## BEGIN

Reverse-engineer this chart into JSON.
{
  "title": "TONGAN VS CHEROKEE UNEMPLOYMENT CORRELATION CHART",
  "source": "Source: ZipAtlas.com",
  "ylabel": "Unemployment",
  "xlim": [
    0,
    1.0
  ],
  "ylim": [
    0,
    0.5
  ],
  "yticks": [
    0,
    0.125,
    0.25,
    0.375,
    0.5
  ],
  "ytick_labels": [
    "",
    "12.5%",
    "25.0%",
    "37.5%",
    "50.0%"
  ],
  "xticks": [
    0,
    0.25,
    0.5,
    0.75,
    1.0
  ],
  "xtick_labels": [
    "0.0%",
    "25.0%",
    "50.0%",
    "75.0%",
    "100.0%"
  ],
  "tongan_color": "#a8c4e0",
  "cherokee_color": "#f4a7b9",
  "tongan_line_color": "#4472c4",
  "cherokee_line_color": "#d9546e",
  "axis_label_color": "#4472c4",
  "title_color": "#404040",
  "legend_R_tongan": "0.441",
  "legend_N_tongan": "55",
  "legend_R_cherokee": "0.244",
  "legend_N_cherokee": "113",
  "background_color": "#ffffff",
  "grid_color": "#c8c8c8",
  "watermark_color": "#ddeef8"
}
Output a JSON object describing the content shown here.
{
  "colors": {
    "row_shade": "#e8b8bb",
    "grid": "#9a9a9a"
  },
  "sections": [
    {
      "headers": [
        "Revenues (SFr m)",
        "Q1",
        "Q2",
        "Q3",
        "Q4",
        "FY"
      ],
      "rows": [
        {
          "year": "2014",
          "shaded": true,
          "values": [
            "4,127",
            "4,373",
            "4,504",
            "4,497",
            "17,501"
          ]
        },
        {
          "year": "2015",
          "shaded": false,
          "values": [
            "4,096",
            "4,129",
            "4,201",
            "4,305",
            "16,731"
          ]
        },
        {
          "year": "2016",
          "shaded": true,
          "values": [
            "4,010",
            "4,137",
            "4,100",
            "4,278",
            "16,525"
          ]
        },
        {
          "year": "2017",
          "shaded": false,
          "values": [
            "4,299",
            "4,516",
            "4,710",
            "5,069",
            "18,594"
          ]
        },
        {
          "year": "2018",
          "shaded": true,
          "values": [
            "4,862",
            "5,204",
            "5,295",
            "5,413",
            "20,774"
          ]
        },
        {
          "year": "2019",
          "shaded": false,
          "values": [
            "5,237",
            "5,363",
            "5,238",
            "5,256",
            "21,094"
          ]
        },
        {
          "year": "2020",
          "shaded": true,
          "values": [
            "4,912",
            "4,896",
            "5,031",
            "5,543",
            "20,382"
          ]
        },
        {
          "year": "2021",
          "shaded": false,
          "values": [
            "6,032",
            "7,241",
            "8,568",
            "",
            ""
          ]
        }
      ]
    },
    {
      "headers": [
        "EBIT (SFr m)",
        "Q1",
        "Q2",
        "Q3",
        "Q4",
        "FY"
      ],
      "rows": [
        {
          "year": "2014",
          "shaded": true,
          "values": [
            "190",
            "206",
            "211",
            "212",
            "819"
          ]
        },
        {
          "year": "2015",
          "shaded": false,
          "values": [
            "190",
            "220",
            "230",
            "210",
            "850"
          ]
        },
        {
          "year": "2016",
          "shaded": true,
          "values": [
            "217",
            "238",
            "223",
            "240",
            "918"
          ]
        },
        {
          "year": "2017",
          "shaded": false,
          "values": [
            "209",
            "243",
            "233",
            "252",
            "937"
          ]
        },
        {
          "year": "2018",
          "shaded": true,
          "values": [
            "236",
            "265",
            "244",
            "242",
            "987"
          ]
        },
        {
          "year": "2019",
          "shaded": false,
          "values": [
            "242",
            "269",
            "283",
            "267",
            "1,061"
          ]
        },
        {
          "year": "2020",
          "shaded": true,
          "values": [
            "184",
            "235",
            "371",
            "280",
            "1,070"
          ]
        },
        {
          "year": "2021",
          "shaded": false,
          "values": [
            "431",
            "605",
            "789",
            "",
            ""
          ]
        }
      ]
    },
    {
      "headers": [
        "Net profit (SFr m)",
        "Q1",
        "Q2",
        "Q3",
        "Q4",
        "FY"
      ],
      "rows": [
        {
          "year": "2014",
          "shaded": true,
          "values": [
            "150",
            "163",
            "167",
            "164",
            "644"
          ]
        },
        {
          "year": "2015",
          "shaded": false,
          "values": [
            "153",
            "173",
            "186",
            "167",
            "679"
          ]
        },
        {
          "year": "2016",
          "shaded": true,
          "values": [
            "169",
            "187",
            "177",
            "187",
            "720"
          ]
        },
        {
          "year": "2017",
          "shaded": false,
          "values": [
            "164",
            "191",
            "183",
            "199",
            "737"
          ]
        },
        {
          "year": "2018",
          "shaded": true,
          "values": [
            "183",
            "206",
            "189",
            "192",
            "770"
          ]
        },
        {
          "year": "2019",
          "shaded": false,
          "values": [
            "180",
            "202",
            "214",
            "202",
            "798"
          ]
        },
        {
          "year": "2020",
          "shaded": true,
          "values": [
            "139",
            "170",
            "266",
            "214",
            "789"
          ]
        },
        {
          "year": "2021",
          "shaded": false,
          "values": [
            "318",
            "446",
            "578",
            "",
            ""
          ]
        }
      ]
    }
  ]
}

## END

JOB: Write the material out again word for word.

TASK ANSWER:
Reverse-engineer this chart into JSON.
{
  "title": "TONGAN VS CHEROKEE UNEMPLOYMENT CORRELATION CHART",
  "source": "Source: ZipAtlas.com",
  "ylabel": "Unemployment",
  "xlim": [
    0,
    1.0
  ],
  "ylim": [
    0,
    0.5
  ],
  "yticks": [
    0,
    0.125,
    0.25,
    0.375,
    0.5
  ],
  "ytick_labels": [
    "",
    "12.5%",
    "25.0%",
    "37.5%",
    "50.0%"
  ],
  "xticks": [
    0,
    0.25,
    0.5,
    0.75,
    1.0
  ],
  "xtick_labels": [
    "0.0%",
    "25.0%",
    "50.0%",
    "75.0%",
    "100.0%"
  ],
  "tongan_color": "#a8c4e0",
  "cherokee_color": "#f4a7b9",
  "tongan_line_color": "#4472c4",
  "cherokee_line_color": "#d9546e",
  "axis_label_color": "#4472c4",
  "title_color": "#404040",
  "legend_R_tongan": "0.441",
  "legend_N_tongan": "55",
  "legend_R_cherokee": "0.244",
  "legend_N_cherokee": "113",
  "background_color": "#ffffff",
  "grid_color": "#c8c8c8",
  "watermark_color": "#ddeef8"
}
Output a JSON object describing the content shown here.
{
  "colors": {
    "row_shade": "#e8b8bb",
    "grid": "#9a9a9a"
  },
  "sections": [
    {
      "headers": [
        "Revenues (SFr m)",
        "Q1",
        "Q2",
        "Q3",
        "Q4",
        "FY"
      ],
      "rows": [
        {
          "year": "2014",
          "shaded": true,
          "values": [
            "4,127",
            "4,373",
            "4,504",
            "4,497",
            "17,501"
          ]
        },
        {
          "year": "2015",
          "shaded": false,
          "values": [
            "4,096",
            "4,129",
            "4,201",
            "4,305",
            "16,731"
          ]
        },
        {
          "year": "2016",
          "shaded": true,
          "values": [
            "4,010",
            "4,137",
            "4,100",
            "4,278",
            "16,525"
          ]
        },
        {
          "year": "2017",
          "shaded": false,
          "values": [
            "4,299",
            "4,516",
            "4,710",
            "5,069",
            "18,594"
          ]
        },
        {
          "year": "2018",
          "shaded": true,
          "values": [
            "4,862",
            "5,204",
            "5,295",
            "5,413",
            "20,774"
          ]
        },
        {
          "year": "2019",
          "shaded": false,
          "values": [
            "5,237",
            "5,363",
            "5,238",
            "5,256",
            "21,094"
          ]
        },
        {
          "year": "2020",
          "shaded": true,
          "values": [
            "4,912",
            "4,896",
            "5,031",
            "5,543",
            "20,382"
          ]
        },
        {
          "year": "2021",
          "shaded": false,
          "values": [
            "6,032",
            "7,241",
            "8,568",
            "",
            ""
          ]
        }
      ]
    },
    {
      "headers": [
        "EBIT (SFr m)",
        "Q1",
        "Q2",
        "Q3",
        "Q4",
        "FY"
      ],
      "rows": [
        {
          "year": "2014",
          "shaded": true,
          "values": [
            "190",
            "206",
            "211",
            "212",
            "819"
          ]
        },
        {
          "year": "2015",
          "shaded": false,
          "values": [
            "190",
            "220",
            "230",
            "210",
            "850"
          ]
        },
        {
          "year": "2016",
          "shaded": true,
          "values": [
            "217",
            "238",
            "223",
            "240",
            "918"
          ]
        },
        {
          "year": "2017",
          "shaded": false,
          "values": [
            "209",
            "243",
            "233",
            "252",
            "937"
          ]
        },
        {
          "year": "2018",
          "shaded": true,
          "values": [
            "236",
            "265",
            "244",
            "242",
            "987"
          ]
        },
        {
          "year": "2019",
          "shaded": false,
          "values": [
            "242",
            "269",
            "283",
            "267",
            "1,061"
          ]
        },
        {
          "year": "2020",
          "shaded": true,
          "values": [
            "184",
            "235",
            "371",
            "280",
            "1,070"
          ]
        },
        {
          "year": "2021",
          "shaded": false,
          "values": [
            "431",
            "605",
            "789",
            "",
            ""
          ]
        }
      ]
    },
    {
      "headers": [
        "Net profit (SFr m)",
        "Q1",
        "Q2",
        "Q3",
        "Q4",
        "FY"
      ],
      "rows": [
        {
          "year": "2014",
          "shaded": true,
          "values": [
            "150",
            "163",
            "167",
            "164",
            "644"
          ]
        },
        {
          "year": "2015",
          "shaded": false,
          "values": [
            "153",
            "173",
            "186",
            "167",
            "679"
          ]
        },
        {
          "year": "2016",
          "shaded": true,
          "values": [
            "169",
            "187",
            "177",
            "187",
            "720"
          ]
        },
        {
          "year": "2017",
          "shaded": false,
          "values": [
            "164",
            "191",
            "183",
            "199",
            "737"
          ]
        },
        {
          "year": "2018",
          "shaded": true,
          "values": [
            "183",
            "206",
            "189",
            "192",
            "770"
          ]
        },
        {
          "year": "2019",
          "shaded": false,
          "values": [
            "180",
            "202",
            "214",
            "202",
            "798"
          ]
        },
        {
          "year": "2020",
          "shaded": true,
          "values": [
            "139",
            "170",
            "266",
            "214",
            "789"
          ]
        },
        {
          "year": "2021",
          "shaded": false,
          "values": [
            "318",
            "446",
            "578",
            "",
            ""
          ]
        }
      ]
    }
  ]
}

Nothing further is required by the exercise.